BEGIN Records for the exercise
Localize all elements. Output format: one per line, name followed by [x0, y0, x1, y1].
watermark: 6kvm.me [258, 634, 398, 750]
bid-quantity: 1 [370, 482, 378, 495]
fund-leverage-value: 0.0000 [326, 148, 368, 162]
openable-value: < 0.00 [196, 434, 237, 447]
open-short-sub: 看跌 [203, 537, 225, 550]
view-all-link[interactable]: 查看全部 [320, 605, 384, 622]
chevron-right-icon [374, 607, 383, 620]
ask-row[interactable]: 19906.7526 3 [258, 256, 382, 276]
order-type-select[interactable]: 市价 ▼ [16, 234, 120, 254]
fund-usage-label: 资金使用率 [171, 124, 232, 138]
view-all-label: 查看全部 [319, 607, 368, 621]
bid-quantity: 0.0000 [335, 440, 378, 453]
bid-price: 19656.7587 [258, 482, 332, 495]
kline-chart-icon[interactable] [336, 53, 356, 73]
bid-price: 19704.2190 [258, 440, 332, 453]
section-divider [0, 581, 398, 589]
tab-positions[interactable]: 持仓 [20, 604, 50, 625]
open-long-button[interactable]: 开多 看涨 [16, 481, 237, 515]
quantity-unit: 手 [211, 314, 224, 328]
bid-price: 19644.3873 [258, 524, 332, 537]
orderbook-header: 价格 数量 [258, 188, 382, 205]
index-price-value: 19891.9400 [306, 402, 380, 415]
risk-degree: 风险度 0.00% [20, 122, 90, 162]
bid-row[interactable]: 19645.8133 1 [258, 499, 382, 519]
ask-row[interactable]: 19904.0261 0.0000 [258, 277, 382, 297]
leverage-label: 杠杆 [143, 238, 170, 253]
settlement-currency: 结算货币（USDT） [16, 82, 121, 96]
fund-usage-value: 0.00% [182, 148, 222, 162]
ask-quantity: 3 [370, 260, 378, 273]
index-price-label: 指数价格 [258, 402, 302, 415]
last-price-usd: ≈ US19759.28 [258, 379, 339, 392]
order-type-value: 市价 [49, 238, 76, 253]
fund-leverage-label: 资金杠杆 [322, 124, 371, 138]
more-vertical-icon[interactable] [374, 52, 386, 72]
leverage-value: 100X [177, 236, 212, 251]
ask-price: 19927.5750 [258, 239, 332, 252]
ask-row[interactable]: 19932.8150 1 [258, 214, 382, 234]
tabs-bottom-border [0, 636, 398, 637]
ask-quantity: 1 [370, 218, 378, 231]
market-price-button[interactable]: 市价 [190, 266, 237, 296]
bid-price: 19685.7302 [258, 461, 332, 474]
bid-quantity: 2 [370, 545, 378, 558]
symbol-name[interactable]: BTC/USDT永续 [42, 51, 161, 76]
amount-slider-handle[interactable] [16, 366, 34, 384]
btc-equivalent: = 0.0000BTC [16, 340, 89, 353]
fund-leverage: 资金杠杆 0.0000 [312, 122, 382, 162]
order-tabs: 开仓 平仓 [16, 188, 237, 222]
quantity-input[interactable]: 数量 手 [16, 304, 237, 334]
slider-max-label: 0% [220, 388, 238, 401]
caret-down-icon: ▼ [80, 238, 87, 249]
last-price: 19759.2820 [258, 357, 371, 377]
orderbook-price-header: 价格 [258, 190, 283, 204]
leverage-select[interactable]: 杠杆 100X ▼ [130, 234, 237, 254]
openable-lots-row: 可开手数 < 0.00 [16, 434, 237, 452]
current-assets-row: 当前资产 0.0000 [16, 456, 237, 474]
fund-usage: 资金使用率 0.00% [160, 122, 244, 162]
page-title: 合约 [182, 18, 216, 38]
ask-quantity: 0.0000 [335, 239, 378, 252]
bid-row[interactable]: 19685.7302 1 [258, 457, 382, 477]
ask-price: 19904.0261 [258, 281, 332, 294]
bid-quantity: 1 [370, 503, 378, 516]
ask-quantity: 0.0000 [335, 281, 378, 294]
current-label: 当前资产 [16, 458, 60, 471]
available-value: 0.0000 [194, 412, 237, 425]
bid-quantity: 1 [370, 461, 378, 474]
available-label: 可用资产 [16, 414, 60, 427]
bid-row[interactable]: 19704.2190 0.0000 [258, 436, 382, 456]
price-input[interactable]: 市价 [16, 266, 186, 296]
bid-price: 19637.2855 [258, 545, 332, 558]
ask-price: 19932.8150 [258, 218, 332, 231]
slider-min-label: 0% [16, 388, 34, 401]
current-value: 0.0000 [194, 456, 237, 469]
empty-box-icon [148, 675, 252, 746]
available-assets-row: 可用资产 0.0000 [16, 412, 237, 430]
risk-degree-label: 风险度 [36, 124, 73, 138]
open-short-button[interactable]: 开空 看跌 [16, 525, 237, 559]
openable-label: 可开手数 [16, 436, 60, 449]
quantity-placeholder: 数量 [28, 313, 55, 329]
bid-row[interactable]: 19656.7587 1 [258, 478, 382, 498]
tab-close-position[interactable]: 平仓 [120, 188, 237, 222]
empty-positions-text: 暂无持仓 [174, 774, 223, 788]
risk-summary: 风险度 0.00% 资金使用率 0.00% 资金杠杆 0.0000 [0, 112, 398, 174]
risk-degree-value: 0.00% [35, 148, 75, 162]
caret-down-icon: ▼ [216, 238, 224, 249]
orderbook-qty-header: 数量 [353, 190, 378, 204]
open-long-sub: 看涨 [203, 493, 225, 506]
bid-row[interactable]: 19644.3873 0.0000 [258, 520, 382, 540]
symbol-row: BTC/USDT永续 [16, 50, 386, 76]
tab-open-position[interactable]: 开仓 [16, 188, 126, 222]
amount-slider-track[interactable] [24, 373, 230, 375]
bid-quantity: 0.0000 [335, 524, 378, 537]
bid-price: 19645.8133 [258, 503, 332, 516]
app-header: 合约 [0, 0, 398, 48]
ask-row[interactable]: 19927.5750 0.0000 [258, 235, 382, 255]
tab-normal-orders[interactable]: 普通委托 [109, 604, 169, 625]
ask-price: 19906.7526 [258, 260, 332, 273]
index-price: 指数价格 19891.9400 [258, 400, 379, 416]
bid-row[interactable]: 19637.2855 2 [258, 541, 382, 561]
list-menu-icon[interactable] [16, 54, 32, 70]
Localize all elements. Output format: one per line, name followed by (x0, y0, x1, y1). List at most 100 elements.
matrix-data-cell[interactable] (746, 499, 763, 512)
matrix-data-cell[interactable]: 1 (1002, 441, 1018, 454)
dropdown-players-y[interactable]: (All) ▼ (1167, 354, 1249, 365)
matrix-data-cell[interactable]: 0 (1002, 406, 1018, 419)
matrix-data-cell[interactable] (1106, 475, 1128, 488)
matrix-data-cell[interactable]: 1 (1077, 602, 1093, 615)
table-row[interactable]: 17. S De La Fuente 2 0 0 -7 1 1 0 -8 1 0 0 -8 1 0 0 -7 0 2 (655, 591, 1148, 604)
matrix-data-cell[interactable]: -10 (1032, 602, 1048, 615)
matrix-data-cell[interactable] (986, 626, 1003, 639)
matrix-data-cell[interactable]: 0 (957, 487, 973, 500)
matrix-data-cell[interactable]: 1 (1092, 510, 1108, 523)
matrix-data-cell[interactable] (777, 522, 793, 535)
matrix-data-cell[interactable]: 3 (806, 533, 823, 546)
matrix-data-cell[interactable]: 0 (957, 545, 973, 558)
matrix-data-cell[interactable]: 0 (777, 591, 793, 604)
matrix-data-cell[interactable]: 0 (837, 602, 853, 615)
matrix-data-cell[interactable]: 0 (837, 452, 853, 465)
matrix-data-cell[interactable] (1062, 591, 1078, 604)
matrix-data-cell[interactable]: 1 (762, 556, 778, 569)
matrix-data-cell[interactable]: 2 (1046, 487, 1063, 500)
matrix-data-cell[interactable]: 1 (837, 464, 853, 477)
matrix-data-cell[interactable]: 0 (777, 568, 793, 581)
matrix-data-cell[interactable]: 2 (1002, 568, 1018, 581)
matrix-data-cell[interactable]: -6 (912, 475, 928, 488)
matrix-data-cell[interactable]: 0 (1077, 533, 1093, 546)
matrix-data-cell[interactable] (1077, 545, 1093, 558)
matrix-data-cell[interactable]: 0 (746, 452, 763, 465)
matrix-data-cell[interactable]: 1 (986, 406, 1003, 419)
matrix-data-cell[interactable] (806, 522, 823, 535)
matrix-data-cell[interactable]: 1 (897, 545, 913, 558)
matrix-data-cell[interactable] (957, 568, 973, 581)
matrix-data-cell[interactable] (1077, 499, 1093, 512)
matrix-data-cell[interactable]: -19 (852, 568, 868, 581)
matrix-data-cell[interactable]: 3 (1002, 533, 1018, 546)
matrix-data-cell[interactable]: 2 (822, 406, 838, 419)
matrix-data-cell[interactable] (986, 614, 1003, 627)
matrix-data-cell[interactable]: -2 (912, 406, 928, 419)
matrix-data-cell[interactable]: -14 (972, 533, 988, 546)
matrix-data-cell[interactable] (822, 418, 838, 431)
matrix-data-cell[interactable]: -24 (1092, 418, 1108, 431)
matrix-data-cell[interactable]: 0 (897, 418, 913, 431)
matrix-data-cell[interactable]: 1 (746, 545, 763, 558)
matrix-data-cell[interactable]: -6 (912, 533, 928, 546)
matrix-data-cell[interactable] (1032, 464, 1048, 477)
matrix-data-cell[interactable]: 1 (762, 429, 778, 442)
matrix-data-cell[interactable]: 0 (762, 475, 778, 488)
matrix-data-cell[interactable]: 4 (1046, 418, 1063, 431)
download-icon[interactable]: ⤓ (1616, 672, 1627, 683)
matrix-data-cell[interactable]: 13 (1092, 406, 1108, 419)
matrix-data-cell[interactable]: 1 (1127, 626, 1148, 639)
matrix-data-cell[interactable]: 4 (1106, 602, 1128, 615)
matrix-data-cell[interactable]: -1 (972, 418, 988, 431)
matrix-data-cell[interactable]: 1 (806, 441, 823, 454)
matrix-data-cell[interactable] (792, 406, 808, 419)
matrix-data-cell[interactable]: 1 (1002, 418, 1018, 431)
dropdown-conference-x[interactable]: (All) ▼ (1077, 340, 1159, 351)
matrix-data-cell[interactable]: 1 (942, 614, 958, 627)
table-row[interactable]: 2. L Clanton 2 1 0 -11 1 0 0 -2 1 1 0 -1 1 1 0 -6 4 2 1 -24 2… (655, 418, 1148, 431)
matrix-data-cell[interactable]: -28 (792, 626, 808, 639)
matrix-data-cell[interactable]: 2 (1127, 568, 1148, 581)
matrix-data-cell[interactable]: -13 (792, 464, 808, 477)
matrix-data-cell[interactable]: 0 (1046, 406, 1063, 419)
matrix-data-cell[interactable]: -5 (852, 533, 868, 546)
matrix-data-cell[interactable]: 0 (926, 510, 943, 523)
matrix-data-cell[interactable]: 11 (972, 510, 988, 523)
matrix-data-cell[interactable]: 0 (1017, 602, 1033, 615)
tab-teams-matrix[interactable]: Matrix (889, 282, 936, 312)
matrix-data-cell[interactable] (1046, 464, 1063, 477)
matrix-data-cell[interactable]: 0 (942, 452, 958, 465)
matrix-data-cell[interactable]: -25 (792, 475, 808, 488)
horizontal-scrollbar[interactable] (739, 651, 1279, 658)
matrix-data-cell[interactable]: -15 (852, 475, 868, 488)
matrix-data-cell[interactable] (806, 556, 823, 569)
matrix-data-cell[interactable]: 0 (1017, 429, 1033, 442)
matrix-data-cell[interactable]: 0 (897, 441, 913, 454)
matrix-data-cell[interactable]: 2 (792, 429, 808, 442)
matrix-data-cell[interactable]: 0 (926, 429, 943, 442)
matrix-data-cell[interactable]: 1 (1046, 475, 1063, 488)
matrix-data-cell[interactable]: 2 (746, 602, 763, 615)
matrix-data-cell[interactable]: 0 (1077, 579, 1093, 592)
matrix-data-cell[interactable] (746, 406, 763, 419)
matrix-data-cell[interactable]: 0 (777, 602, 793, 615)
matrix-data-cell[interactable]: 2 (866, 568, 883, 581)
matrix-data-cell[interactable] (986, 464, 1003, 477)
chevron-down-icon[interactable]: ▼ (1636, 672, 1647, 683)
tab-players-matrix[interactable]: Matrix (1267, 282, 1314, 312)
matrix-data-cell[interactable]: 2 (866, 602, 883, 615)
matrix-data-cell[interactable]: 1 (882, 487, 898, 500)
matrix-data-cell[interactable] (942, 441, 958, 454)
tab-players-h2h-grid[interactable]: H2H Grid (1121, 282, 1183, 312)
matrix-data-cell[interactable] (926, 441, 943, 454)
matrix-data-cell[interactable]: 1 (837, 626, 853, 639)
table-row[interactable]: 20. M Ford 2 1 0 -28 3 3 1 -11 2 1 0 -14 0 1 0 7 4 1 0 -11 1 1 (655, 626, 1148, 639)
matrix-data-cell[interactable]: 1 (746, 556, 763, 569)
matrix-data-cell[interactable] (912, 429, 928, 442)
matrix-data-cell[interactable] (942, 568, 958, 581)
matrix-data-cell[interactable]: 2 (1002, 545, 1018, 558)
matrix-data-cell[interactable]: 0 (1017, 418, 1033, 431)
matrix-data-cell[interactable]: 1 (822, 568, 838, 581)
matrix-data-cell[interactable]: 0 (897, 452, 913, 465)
END Records for the exercise
Please copy the records word for word, starting at the first line and stopping after the line that contains "open-long-button[interactable]: 开多 看涨".

(Finished exercise)
Localize all elements. Output format: one per line, name followed by [x0, y0, x1, y1].
watermark: 6kvm.me [258, 634, 398, 750]
bid-quantity: 1 [370, 482, 378, 495]
fund-leverage-value: 0.0000 [326, 148, 368, 162]
openable-value: < 0.00 [196, 434, 237, 447]
open-short-sub: 看跌 [203, 537, 225, 550]
view-all-link[interactable]: 查看全部 [320, 605, 384, 622]
chevron-right-icon [374, 607, 383, 620]
ask-row[interactable]: 19906.7526 3 [258, 256, 382, 276]
order-type-select[interactable]: 市价 ▼ [16, 234, 120, 254]
fund-usage-label: 资金使用率 [171, 124, 232, 138]
view-all-label: 查看全部 [319, 607, 368, 621]
bid-quantity: 0.0000 [335, 440, 378, 453]
bid-price: 19656.7587 [258, 482, 332, 495]
kline-chart-icon[interactable] [336, 53, 356, 73]
bid-price: 19704.2190 [258, 440, 332, 453]
section-divider [0, 581, 398, 589]
tab-positions[interactable]: 持仓 [20, 604, 50, 625]
open-long-button[interactable]: 开多 看涨 [16, 481, 237, 515]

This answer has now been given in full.